Records contained in a dataset:
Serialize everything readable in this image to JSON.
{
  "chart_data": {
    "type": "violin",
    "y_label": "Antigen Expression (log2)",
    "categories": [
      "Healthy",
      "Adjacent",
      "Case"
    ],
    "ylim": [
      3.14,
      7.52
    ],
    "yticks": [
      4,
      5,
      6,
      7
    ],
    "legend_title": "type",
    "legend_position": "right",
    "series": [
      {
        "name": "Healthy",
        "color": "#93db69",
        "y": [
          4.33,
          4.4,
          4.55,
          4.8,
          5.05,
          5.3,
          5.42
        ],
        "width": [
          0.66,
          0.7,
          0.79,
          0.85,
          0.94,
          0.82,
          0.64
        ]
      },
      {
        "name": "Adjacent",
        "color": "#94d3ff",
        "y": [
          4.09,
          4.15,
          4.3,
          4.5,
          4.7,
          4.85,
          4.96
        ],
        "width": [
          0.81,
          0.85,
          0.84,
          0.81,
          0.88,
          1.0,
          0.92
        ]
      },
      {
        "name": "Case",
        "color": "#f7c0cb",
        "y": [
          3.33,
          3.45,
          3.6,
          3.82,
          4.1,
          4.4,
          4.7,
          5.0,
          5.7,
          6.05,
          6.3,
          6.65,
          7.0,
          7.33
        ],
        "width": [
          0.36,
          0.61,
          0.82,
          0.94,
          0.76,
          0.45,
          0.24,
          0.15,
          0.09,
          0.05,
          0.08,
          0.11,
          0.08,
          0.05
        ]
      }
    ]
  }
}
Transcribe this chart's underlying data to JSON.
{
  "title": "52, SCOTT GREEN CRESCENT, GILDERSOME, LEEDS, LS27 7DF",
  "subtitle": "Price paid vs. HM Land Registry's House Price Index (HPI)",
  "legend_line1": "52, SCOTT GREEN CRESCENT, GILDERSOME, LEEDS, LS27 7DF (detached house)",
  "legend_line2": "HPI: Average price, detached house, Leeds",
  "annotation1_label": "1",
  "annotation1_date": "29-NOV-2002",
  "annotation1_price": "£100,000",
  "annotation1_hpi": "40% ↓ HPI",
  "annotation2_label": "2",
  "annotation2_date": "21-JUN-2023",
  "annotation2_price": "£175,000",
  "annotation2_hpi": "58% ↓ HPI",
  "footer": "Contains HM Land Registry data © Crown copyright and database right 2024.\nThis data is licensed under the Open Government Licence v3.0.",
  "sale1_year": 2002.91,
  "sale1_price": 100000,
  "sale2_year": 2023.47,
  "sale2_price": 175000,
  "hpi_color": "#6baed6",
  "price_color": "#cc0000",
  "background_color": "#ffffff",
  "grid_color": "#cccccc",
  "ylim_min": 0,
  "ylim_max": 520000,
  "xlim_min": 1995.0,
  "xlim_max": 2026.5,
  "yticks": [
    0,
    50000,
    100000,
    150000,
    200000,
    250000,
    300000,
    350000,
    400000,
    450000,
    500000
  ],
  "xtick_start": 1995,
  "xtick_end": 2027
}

- [Task directions]
Where a line of the records above holds the word "Land", copy that line.

- [Solution for this problem]
  "subtitle": "Price paid vs. HM Land Registry's House Price Index (HPI)",
  "footer": "Contains HM Land Registry data © Crown copyright and database right 2024.\nThis data is licensed under the Open Government Licence v3.0.",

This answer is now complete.